> **Dataset items**:
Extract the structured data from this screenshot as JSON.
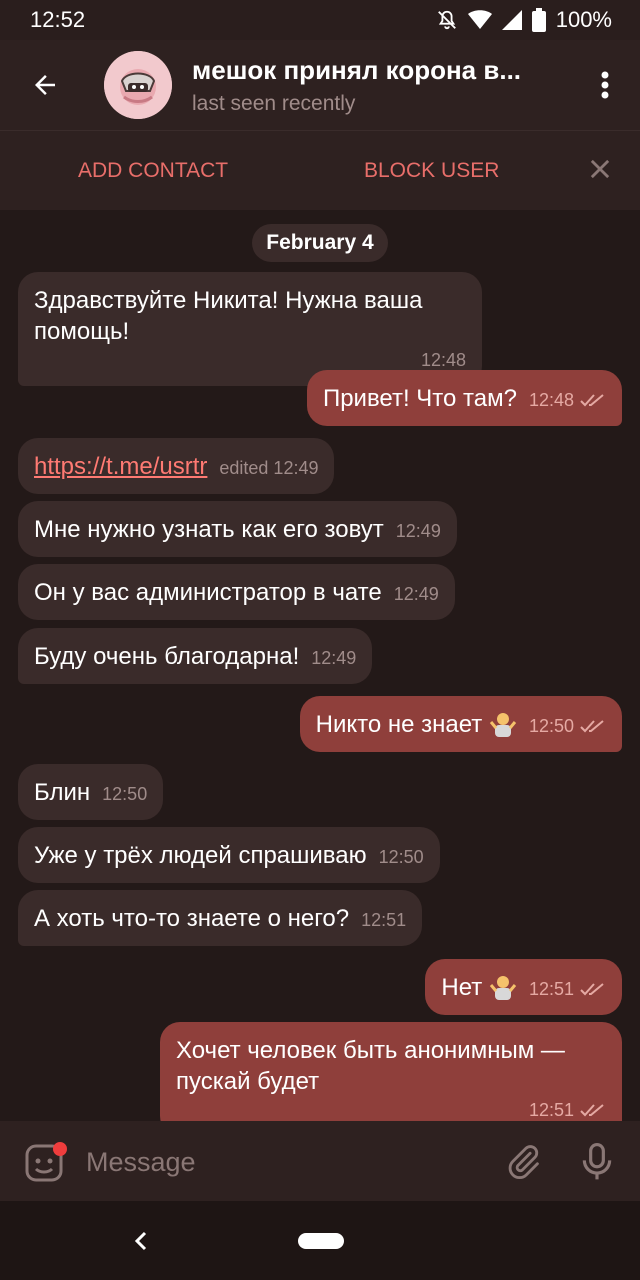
{
  "status": {
    "time": "12:52",
    "battery": "100%"
  },
  "header": {
    "title": "мешок принял корона в...",
    "subtitle": "last seen recently"
  },
  "actions": {
    "add_contact": "ADD CONTACT",
    "block_user": "BLOCK USER"
  },
  "chat": {
    "date": "February 4",
    "messages": [
      {
        "dir": "in",
        "text": "Здравствуйте Никита! Нужна ваша помощь!",
        "time": "12:48"
      },
      {
        "dir": "out",
        "text": "Привет! Что там?",
        "time": "12:48"
      },
      {
        "dir": "in",
        "text": "https://t.me/usrtr",
        "time": "edited 12:49",
        "link": true
      },
      {
        "dir": "in",
        "text": "Мне нужно узнать как его зовут",
        "time": "12:49"
      },
      {
        "dir": "in",
        "text": "Он у вас администратор в чате",
        "time": "12:49"
      },
      {
        "dir": "in",
        "text": "Буду очень благодарна!",
        "time": "12:49"
      },
      {
        "dir": "out",
        "text": "Никто не знает",
        "time": "12:50",
        "emoji": "person-shrugging"
      },
      {
        "dir": "in",
        "text": "Блин",
        "time": "12:50"
      },
      {
        "dir": "in",
        "text": "Уже у трёх людей спрашиваю",
        "time": "12:50"
      },
      {
        "dir": "in",
        "text": "А хоть что-то знаете о него?",
        "time": "12:51"
      },
      {
        "dir": "out",
        "text": "Нет",
        "time": "12:51",
        "emoji": "person-shrugging"
      },
      {
        "dir": "out",
        "text": "Хочет человек быть анонимным — пускай будет",
        "time": "12:51"
      }
    ]
  },
  "input": {
    "placeholder": "Message"
  },
  "colors": {
    "accent": "#e86e6a",
    "outgoing": "#8f3f3b",
    "incoming": "#3a2b2a",
    "background": "#231918"
  }
}
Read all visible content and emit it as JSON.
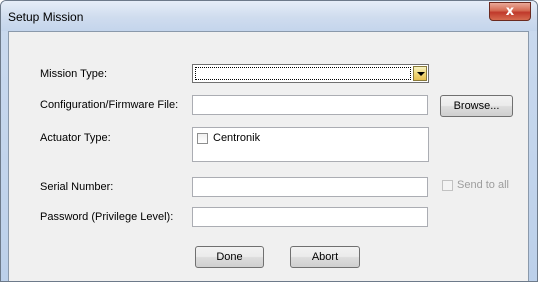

> **Required task**: Reproduce each line of the records exactly, and omit every picture.

> **Response to this task**:
Extract the structured data from this screenshot as JSON.
{
  "status": {
    "time": "12:52",
    "battery": "100%"
  },
  "header": {
    "title": "мешок принял корона в...",
    "subtitle": "last seen recently"
  },
  "actions": {
    "add_contact": "ADD CONTACT",
    "block_user": "BLOCK USER"
  },
  "chat": {
    "date": "February 4",
    "messages": [
      {
        "dir": "in",
        "text": "Здравствуйте Никита! Нужна ваша помощь!",
        "time": "12:48"
      },
      {
        "dir": "out",
        "text": "Привет! Что там?",
        "time": "12:48"
      },
      {
        "dir": "in",
        "text": "https://t.me/usrtr",
        "time": "edited 12:49",
        "link": true
      },
      {
        "dir": "in",
        "text": "Мне нужно узнать как его зовут",
        "time": "12:49"
      },
      {
        "dir": "in",
        "text": "Он у вас администратор в чате",
        "time": "12:49"
      },
      {
        "dir": "in",
        "text": "Буду очень благодарна!",
        "time": "12:49"
      },
      {
        "dir": "out",
        "text": "Никто не знает",
        "time": "12:50",
        "emoji": "person-shrugging"
      },
      {
        "dir": "in",
        "text": "Блин",
        "time": "12:50"
      },
      {
        "dir": "in",
        "text": "Уже у трёх людей спрашиваю",
        "time": "12:50"
      },
      {
        "dir": "in",
        "text": "А хоть что-то знаете о него?",
        "time": "12:51"
      },
      {
        "dir": "out",
        "text": "Нет",
        "time": "12:51",
        "emoji": "person-shrugging"
      },
      {
        "dir": "out",
        "text": "Хочет человек быть анонимным — пускай будет",
        "time": "12:51"
      }
    ]
  },
  "input": {
    "placeholder": "Message"
  },
  "colors": {
    "accent": "#e86e6a",
    "outgoing": "#8f3f3b",
    "incoming": "#3a2b2a",
    "background": "#231918"
  }
}
Read all visible content and emit it as JSON.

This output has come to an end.